**SET PROBLEM:** Retype each line of the material exactly, please, skipping any picture in it.

Stored items:
_ _ _ _ _ _ _
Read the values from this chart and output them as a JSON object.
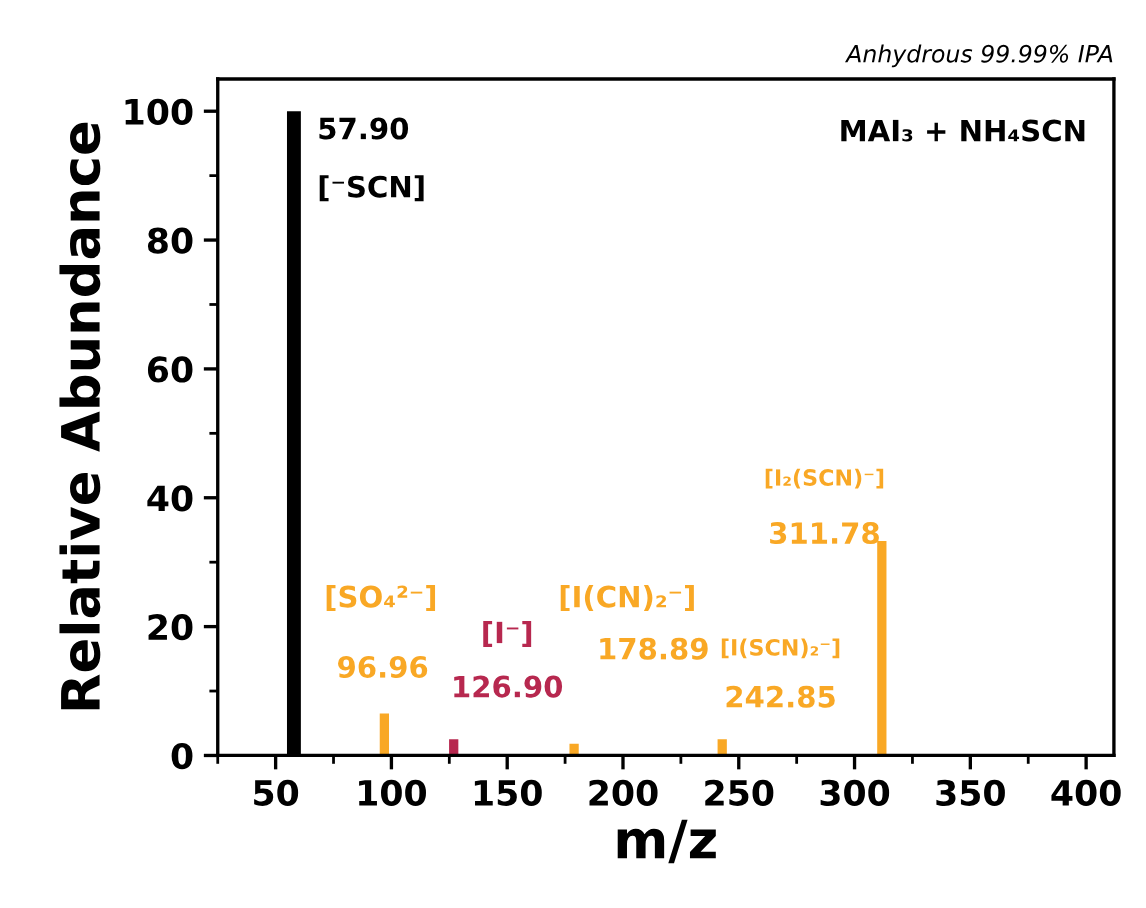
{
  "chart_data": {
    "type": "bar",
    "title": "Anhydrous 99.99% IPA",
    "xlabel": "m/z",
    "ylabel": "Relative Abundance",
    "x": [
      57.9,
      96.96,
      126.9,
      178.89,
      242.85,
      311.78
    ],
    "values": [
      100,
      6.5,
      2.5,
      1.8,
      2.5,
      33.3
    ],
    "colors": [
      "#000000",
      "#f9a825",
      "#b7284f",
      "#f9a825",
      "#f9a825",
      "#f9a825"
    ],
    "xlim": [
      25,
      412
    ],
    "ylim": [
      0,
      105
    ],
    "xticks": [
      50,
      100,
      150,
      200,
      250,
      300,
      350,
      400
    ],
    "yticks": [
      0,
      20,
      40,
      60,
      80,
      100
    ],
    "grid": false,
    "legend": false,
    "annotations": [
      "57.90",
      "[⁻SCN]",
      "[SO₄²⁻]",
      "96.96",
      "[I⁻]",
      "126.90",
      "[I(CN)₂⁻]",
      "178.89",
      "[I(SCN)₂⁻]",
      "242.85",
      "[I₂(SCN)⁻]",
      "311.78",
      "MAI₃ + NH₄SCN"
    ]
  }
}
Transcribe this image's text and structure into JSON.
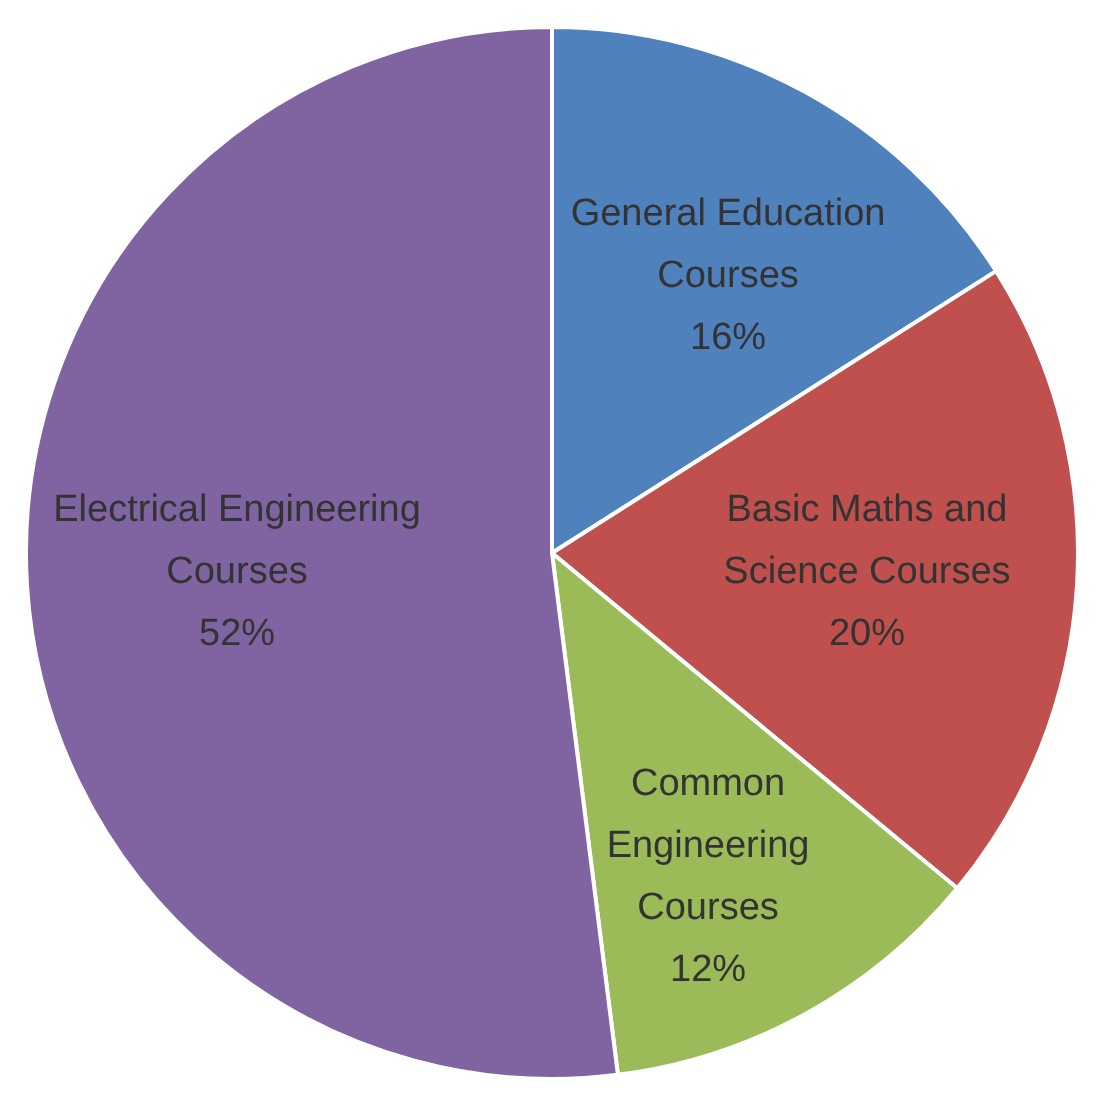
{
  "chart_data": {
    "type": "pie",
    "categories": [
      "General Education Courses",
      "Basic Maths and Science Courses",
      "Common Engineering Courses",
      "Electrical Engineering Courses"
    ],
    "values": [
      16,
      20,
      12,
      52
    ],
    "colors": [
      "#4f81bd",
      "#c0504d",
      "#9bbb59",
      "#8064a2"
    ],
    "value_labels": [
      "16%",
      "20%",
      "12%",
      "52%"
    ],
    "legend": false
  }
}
_ _ _ _ _ _ _
**RESULT OF THIS TASK:**
Read the values from this chart and output them as a JSON object.
{
  "chart_data": {
    "type": "bar",
    "title": "Anhydrous 99.99% IPA",
    "xlabel": "m/z",
    "ylabel": "Relative Abundance",
    "x": [
      57.9,
      96.96,
      126.9,
      178.89,
      242.85,
      311.78
    ],
    "values": [
      100,
      6.5,
      2.5,
      1.8,
      2.5,
      33.3
    ],
    "colors": [
      "#000000",
      "#f9a825",
      "#b7284f",
      "#f9a825",
      "#f9a825",
      "#f9a825"
    ],
    "xlim": [
      25,
      412
    ],
    "ylim": [
      0,
      105
    ],
    "xticks": [
      50,
      100,
      150,
      200,
      250,
      300,
      350,
      400
    ],
    "yticks": [
      0,
      20,
      40,
      60,
      80,
      100
    ],
    "grid": false,
    "legend": false,
    "annotations": [
      "57.90",
      "[⁻SCN]",
      "[SO₄²⁻]",
      "96.96",
      "[I⁻]",
      "126.90",
      "[I(CN)₂⁻]",
      "178.89",
      "[I(SCN)₂⁻]",
      "242.85",
      "[I₂(SCN)⁻]",
      "311.78",
      "MAI₃ + NH₄SCN"
    ]
  }
}
Transcribe this image's text and structure into JSON.
{
  "chart_data": {
    "type": "pie",
    "categories": [
      "General Education Courses",
      "Basic Maths and Science Courses",
      "Common Engineering Courses",
      "Electrical Engineering Courses"
    ],
    "values": [
      16,
      20,
      12,
      52
    ],
    "colors": [
      "#4f81bd",
      "#c0504d",
      "#9bbb59",
      "#8064a2"
    ],
    "value_labels": [
      "16%",
      "20%",
      "12%",
      "52%"
    ],
    "legend": false
  }
}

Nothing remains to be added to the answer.